Rename every "bar-track" to "track-bar" in the records, from the first line through the line containing "358, 391, 373]". Give back only those lines, with nothing else changed.

------ Given information ------

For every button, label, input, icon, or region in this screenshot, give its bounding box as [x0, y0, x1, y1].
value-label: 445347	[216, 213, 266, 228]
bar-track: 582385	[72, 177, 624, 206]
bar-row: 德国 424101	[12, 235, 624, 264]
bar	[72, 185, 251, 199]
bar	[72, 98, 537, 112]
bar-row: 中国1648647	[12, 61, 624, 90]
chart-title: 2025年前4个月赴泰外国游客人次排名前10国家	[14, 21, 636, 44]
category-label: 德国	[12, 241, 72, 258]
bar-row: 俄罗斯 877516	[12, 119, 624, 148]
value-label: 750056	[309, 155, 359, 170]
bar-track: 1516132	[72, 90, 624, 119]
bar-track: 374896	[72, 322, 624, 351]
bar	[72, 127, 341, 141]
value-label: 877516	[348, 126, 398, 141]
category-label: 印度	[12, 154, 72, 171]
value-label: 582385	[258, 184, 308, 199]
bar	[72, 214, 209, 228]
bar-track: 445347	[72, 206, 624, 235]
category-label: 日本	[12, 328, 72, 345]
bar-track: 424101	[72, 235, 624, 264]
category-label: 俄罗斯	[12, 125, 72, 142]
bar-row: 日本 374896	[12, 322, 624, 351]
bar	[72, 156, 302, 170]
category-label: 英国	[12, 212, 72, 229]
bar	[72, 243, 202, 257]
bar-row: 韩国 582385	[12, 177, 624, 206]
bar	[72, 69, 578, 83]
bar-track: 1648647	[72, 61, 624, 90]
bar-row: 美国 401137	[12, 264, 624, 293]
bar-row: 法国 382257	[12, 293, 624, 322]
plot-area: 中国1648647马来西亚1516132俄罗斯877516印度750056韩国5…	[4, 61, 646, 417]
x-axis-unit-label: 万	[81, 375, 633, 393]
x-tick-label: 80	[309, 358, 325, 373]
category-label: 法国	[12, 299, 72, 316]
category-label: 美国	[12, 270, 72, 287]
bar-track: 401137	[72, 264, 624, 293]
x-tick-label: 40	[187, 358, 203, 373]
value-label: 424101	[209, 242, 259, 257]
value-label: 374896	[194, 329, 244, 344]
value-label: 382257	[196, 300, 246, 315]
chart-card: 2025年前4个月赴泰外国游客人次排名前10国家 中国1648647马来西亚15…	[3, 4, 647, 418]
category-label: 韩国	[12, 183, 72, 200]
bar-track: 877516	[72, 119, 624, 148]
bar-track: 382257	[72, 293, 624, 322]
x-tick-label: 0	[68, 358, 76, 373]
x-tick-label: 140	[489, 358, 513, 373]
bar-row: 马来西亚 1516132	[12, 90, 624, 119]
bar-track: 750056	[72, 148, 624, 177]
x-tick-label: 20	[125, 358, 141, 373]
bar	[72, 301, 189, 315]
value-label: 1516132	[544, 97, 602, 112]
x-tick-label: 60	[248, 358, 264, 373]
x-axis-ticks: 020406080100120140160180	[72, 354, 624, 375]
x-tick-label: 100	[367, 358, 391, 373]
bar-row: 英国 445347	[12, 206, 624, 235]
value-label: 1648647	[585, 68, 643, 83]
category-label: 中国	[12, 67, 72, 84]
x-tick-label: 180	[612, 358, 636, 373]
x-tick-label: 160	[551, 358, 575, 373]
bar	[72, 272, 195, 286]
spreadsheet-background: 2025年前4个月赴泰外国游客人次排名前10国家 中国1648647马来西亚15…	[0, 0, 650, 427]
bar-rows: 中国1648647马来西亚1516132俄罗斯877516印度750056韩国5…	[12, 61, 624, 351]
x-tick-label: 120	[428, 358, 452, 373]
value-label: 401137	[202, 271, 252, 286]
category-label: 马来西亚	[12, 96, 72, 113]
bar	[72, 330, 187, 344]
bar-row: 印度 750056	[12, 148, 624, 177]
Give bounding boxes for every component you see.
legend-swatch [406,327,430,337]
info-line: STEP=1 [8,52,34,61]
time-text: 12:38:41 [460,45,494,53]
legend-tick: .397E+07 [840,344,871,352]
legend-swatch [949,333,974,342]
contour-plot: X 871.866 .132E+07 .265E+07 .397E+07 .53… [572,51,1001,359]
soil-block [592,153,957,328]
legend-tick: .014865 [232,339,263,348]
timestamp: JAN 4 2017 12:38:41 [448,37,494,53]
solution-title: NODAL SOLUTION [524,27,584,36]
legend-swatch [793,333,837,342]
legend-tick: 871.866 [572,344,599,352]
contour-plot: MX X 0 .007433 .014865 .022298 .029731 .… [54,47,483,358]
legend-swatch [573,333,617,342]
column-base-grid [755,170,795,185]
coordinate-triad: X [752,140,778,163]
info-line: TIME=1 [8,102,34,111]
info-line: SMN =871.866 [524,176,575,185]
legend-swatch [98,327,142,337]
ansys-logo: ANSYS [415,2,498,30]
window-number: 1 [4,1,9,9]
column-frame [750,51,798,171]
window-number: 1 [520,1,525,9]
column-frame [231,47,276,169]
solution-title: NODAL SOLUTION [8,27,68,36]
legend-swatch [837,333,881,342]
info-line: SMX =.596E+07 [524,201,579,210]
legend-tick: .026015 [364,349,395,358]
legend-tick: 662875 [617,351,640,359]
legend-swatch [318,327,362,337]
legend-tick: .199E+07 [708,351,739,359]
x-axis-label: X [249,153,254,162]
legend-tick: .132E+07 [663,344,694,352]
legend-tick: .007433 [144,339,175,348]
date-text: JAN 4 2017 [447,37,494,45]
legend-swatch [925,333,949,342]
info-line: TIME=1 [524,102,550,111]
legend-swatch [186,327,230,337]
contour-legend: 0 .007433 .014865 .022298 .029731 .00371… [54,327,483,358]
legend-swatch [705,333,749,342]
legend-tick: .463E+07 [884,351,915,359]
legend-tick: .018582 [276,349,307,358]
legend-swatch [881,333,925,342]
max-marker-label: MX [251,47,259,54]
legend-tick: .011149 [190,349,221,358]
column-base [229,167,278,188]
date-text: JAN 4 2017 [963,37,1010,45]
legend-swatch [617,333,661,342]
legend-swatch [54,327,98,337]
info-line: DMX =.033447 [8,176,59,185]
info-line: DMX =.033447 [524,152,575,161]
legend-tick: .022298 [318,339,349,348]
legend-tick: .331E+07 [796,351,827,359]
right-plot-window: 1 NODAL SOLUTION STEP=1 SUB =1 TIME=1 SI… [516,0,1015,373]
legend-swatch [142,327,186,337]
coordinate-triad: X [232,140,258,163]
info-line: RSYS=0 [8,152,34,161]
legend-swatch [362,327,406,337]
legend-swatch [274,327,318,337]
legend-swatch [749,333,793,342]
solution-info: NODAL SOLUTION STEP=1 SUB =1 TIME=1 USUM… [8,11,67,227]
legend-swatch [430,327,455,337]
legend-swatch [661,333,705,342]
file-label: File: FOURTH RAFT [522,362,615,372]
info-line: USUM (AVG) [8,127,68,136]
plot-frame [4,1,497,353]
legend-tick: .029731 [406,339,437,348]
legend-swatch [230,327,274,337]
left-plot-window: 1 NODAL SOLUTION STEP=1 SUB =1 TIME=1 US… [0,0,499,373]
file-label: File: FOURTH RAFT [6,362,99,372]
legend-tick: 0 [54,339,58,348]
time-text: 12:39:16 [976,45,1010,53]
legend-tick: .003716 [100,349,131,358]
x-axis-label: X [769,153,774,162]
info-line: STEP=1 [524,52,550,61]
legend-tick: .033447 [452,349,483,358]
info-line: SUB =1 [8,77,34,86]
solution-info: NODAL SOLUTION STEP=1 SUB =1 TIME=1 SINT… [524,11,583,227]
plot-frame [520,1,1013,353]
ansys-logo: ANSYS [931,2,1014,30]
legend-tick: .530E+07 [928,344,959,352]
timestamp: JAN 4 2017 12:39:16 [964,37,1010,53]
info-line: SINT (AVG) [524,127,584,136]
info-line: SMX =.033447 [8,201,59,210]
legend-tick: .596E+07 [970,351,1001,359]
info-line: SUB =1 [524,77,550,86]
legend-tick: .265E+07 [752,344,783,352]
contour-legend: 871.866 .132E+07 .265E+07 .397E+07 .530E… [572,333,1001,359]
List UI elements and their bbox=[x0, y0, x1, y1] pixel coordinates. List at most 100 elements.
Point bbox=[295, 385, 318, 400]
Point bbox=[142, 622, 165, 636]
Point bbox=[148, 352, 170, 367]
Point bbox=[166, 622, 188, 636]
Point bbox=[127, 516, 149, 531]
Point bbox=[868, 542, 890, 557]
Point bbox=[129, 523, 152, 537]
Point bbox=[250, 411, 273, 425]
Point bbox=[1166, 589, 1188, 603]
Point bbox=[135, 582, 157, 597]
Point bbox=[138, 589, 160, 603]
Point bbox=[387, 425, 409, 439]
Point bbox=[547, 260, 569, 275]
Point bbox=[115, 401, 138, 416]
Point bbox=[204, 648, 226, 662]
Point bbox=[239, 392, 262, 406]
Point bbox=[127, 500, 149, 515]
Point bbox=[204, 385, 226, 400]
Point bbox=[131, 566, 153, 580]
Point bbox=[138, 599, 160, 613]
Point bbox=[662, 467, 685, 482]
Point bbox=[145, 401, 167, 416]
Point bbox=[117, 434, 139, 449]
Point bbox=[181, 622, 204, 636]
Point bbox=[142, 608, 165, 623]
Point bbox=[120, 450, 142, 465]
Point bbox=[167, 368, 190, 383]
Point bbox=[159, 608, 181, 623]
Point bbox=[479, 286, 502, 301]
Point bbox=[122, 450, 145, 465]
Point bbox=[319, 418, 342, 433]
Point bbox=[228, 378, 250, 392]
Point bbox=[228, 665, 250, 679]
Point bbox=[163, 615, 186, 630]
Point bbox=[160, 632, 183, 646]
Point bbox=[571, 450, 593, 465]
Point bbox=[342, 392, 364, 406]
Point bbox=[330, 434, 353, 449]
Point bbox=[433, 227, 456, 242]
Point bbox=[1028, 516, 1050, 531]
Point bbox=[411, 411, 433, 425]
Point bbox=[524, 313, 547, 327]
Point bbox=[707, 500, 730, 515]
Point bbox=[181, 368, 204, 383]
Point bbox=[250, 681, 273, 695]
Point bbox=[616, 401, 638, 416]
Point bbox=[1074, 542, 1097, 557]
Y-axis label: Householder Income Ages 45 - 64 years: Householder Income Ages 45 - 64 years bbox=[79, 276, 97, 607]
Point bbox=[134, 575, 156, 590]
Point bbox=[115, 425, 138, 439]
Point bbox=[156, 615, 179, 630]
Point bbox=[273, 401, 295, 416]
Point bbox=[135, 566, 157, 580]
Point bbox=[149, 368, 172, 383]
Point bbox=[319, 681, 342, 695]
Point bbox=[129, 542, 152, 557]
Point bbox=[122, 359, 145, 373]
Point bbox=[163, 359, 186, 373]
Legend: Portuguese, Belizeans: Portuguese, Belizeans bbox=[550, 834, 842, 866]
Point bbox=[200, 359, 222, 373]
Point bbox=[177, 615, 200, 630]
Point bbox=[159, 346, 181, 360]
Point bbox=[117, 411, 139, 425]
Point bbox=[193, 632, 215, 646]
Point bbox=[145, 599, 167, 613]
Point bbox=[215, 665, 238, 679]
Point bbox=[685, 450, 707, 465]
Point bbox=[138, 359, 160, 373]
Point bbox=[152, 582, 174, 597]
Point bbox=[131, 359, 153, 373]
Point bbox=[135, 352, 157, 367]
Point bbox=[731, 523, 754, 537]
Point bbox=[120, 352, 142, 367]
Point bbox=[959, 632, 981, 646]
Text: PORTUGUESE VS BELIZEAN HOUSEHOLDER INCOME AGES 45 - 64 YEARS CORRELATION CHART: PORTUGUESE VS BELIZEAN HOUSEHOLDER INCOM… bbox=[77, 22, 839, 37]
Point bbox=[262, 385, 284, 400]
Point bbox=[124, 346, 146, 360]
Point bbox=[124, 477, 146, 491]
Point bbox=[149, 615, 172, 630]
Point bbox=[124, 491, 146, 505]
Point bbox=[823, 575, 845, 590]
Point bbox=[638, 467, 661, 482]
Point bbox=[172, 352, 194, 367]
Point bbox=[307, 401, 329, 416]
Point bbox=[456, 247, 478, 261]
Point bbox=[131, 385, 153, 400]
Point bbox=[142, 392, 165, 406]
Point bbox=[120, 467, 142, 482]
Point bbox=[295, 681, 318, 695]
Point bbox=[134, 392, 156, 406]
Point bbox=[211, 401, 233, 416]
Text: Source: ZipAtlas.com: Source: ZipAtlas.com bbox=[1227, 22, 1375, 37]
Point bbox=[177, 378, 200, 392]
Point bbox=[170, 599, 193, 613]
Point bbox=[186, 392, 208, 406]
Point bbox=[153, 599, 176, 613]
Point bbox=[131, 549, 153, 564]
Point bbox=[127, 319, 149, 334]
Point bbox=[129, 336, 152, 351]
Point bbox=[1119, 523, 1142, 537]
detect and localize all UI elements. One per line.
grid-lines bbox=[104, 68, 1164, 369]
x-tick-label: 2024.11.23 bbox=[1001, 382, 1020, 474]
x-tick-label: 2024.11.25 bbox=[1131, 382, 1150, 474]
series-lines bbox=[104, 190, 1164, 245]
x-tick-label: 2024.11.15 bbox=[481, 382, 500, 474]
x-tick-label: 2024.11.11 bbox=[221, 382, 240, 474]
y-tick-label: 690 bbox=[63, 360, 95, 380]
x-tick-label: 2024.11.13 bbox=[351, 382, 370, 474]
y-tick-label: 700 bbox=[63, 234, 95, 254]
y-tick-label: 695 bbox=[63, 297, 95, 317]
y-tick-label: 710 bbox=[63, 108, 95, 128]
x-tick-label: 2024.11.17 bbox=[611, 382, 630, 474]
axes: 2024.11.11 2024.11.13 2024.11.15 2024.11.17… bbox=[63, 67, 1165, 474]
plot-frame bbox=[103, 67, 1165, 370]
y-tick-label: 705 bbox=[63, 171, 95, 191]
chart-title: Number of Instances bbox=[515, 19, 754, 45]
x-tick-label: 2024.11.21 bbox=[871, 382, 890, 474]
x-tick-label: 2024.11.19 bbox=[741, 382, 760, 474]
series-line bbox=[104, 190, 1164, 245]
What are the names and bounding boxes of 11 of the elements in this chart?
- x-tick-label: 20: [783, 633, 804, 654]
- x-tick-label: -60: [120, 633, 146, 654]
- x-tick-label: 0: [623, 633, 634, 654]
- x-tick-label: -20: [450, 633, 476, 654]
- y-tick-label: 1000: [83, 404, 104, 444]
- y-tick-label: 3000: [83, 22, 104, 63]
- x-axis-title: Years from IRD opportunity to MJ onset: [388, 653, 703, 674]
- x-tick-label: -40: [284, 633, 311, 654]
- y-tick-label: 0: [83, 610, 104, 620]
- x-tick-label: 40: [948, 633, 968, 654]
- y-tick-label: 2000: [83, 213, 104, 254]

------

» Task response
For every button, label, input, icon, or region in this screenshot, give its bounding box as [x0, y0, x1, y1].
value-label: 445347	[216, 213, 266, 228]
track-bar: 582385	[72, 177, 624, 206]
bar-row: 德国 424101	[12, 235, 624, 264]
bar	[72, 185, 251, 199]
bar	[72, 98, 537, 112]
bar-row: 中国1648647	[12, 61, 624, 90]
chart-title: 2025年前4个月赴泰外国游客人次排名前10国家	[14, 21, 636, 44]
category-label: 德国	[12, 241, 72, 258]
bar-row: 俄罗斯 877516	[12, 119, 624, 148]
value-label: 750056	[309, 155, 359, 170]
track-bar: 1516132	[72, 90, 624, 119]
track-bar: 374896	[72, 322, 624, 351]
bar	[72, 127, 341, 141]
value-label: 877516	[348, 126, 398, 141]
category-label: 印度	[12, 154, 72, 171]
value-label: 582385	[258, 184, 308, 199]
bar	[72, 214, 209, 228]
track-bar: 445347	[72, 206, 624, 235]
category-label: 日本	[12, 328, 72, 345]
track-bar: 424101	[72, 235, 624, 264]
category-label: 俄罗斯	[12, 125, 72, 142]
bar-row: 日本 374896	[12, 322, 624, 351]
bar	[72, 156, 302, 170]
category-label: 英国	[12, 212, 72, 229]
bar	[72, 243, 202, 257]
bar-row: 韩国 582385	[12, 177, 624, 206]
bar	[72, 69, 578, 83]
track-bar: 1648647	[72, 61, 624, 90]
bar-row: 美国 401137	[12, 264, 624, 293]
bar-row: 法国 382257	[12, 293, 624, 322]
plot-area: 中国1648647马来西亚1516132俄罗斯877516印度750056韩国5…	[4, 61, 646, 417]
x-axis-unit-label: 万	[81, 375, 633, 393]
x-tick-label: 80	[309, 358, 325, 373]
category-label: 法国	[12, 299, 72, 316]
category-label: 美国	[12, 270, 72, 287]
track-bar: 401137	[72, 264, 624, 293]
x-tick-label: 40	[187, 358, 203, 373]
value-label: 424101	[209, 242, 259, 257]
value-label: 374896	[194, 329, 244, 344]
value-label: 382257	[196, 300, 246, 315]
chart-card: 2025年前4个月赴泰外国游客人次排名前10国家 中国1648647马来西亚15…	[3, 4, 647, 418]
category-label: 韩国	[12, 183, 72, 200]
track-bar: 877516	[72, 119, 624, 148]
track-bar: 382257	[72, 293, 624, 322]
x-tick-label: 0	[68, 358, 76, 373]
x-tick-label: 140	[489, 358, 513, 373]
bar-row: 马来西亚 1516132	[12, 90, 624, 119]
track-bar: 750056	[72, 148, 624, 177]
x-tick-label: 20	[125, 358, 141, 373]
bar	[72, 301, 189, 315]
value-label: 1516132	[544, 97, 602, 112]
x-tick-label: 60	[248, 358, 264, 373]
x-axis-ticks: 020406080100120140160180	[72, 354, 624, 375]
x-tick-label: 100	[367, 358, 391, 373]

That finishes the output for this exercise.